START Entries

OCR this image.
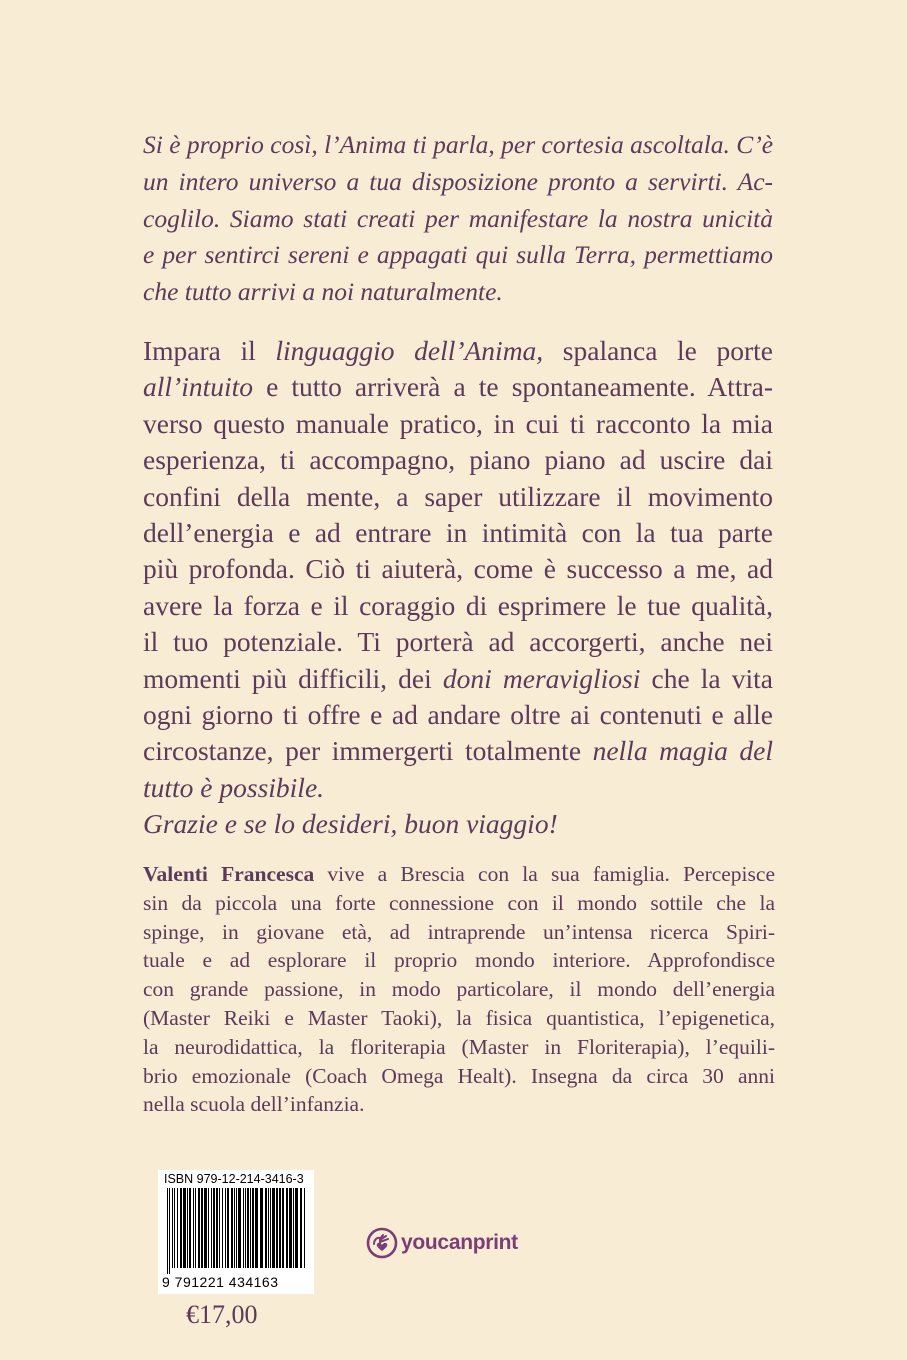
Si è proprio così, l’Anima ti parla, per cortesia ascoltala. C’è
un intero universo a tua disposizione pronto a servirti. Ac-
coglilo. Siamo stati creati per manifestare la nostra unicità
e per sentirci sereni e appagati qui sulla Terra, permettiamo
che tutto arrivi a noi naturalmente.
Impara il linguaggio dell’Anima, spalanca le porte
all’intuito e tutto arriverà a te spontaneamente. Attra-
verso questo manuale pratico, in cui ti racconto la mia
esperienza, ti accompagno, piano piano ad uscire dai
confini della mente, a saper utilizzare il movimento
dell’energia e ad entrare in intimità con la tua parte
più profonda. Ciò ti aiuterà, come è successo a me, ad
avere la forza e il coraggio di esprimere le tue qualità,
il tuo potenziale. Ti porterà ad accorgerti, anche nei
momenti più difficili, dei doni meravigliosi che la vita
ogni giorno ti offre e ad andare oltre ai contenuti e alle
circostanze, per immergerti totalmente nella magia del
tutto è possibile.
Grazie e se lo desideri, buon viaggio!
Valenti Francesca vive a Brescia con la sua famiglia. Percepisce
sin da piccola una forte connessione con il mondo sottile che la
spinge, in giovane età, ad intraprende un’intensa ricerca Spiri-
tuale e ad esplorare il proprio mondo interiore. Approfondisce
con grande passione, in modo particolare, il mondo dell’energia
(Master Reiki e Master Taoki), la fisica quantistica, l’epigenetica,
la neurodidattica, la floriterapia (Master in Floriterapia), l’equili-
brio emozionale (Coach Omega Healt). Insegna da circa 30 anni
nella scuola dell’infanzia.
ISBN 979-12-214-3416-3
9 791221 434163
€17,00
youcanprint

END Entries

• _Set task_
Omit all pictures while transcribing the entries verbatim.

• _Task response_
OCR this image.
Si è proprio così, l’Anima ti parla, per cortesia ascoltala. C’è
un intero universo a tua disposizione pronto a servirti. Ac-
coglilo. Siamo stati creati per manifestare la nostra unicità
e per sentirci sereni e appagati qui sulla Terra, permettiamo
che tutto arrivi a noi naturalmente.
Impara il linguaggio dell’Anima, spalanca le porte
all’intuito e tutto arriverà a te spontaneamente. Attra-
verso questo manuale pratico, in cui ti racconto la mia
esperienza, ti accompagno, piano piano ad uscire dai
confini della mente, a saper utilizzare il movimento
dell’energia e ad entrare in intimità con la tua parte
più profonda. Ciò ti aiuterà, come è successo a me, ad
avere la forza e il coraggio di esprimere le tue qualità,
il tuo potenziale. Ti porterà ad accorgerti, anche nei
momenti più difficili, dei doni meravigliosi che la vita
ogni giorno ti offre e ad andare oltre ai contenuti e alle
circostanze, per immergerti totalmente nella magia del
tutto è possibile.
Grazie e se lo desideri, buon viaggio!
Valenti Francesca vive a Brescia con la sua famiglia. Percepisce
sin da piccola una forte connessione con il mondo sottile che la
spinge, in giovane età, ad intraprende un’intensa ricerca Spiri-
tuale e ad esplorare il proprio mondo interiore. Approfondisce
con grande passione, in modo particolare, il mondo dell’energia
(Master Reiki e Master Taoki), la fisica quantistica, l’epigenetica,
la neurodidattica, la floriterapia (Master in Floriterapia), l’equili-
brio emozionale (Coach Omega Healt). Insegna da circa 30 anni
nella scuola dell’infanzia.
ISBN 979-12-214-3416-3
9 791221 434163
€17,00
youcanprint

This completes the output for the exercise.